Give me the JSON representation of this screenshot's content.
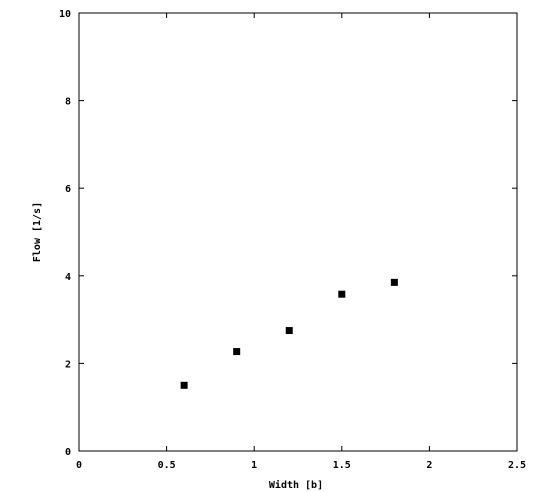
{
  "chart_data": {
    "type": "scatter",
    "title": "",
    "xlabel": "Width [b]",
    "ylabel": "Flow [1/s]",
    "xlim": [
      0,
      2.5
    ],
    "ylim": [
      0,
      10
    ],
    "xticks": [
      "0",
      "0.5",
      "1",
      "1.5",
      "2",
      "2.5"
    ],
    "yticks": [
      "0",
      "2",
      "4",
      "6",
      "8",
      "10"
    ],
    "grid": false,
    "legend": "none",
    "marker_color": "#000000",
    "series": [
      {
        "x": [
          0.6,
          0.9,
          1.2,
          1.5,
          1.8
        ],
        "y": [
          1.5,
          2.27,
          2.75,
          3.58,
          3.85
        ]
      }
    ]
  }
}
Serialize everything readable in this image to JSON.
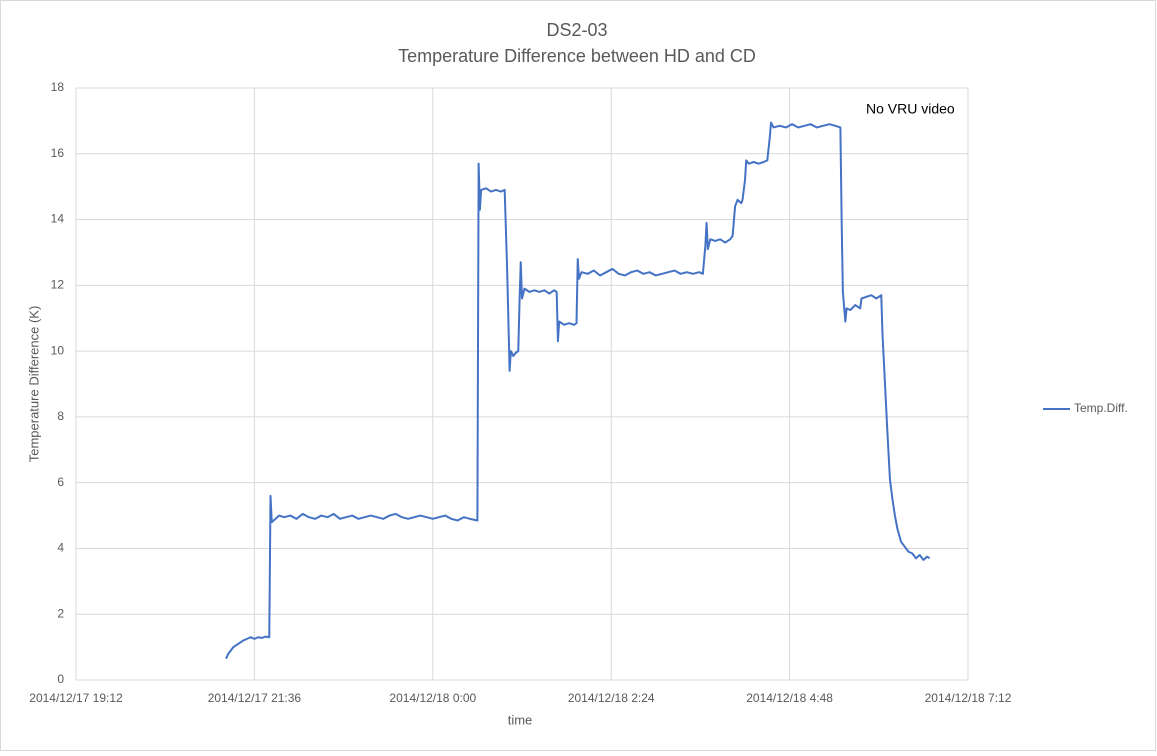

Given task: Copy every record above exactly as written, but leave out the pictures.

The completed task:
Give me the JSON representation of this screenshot's content.
{
  "chart_data": {
    "type": "scatter",
    "title": "",
    "xlabel": "Width [b]",
    "ylabel": "Flow [1/s]",
    "xlim": [
      0,
      2.5
    ],
    "ylim": [
      0,
      10
    ],
    "xticks": [
      "0",
      "0.5",
      "1",
      "1.5",
      "2",
      "2.5"
    ],
    "yticks": [
      "0",
      "2",
      "4",
      "6",
      "8",
      "10"
    ],
    "grid": false,
    "legend": "none",
    "marker_color": "#000000",
    "series": [
      {
        "x": [
          0.6,
          0.9,
          1.2,
          1.5,
          1.8
        ],
        "y": [
          1.5,
          2.27,
          2.75,
          3.58,
          3.85
        ]
      }
    ]
  }
}
Serialize everything readable in this image to JSON.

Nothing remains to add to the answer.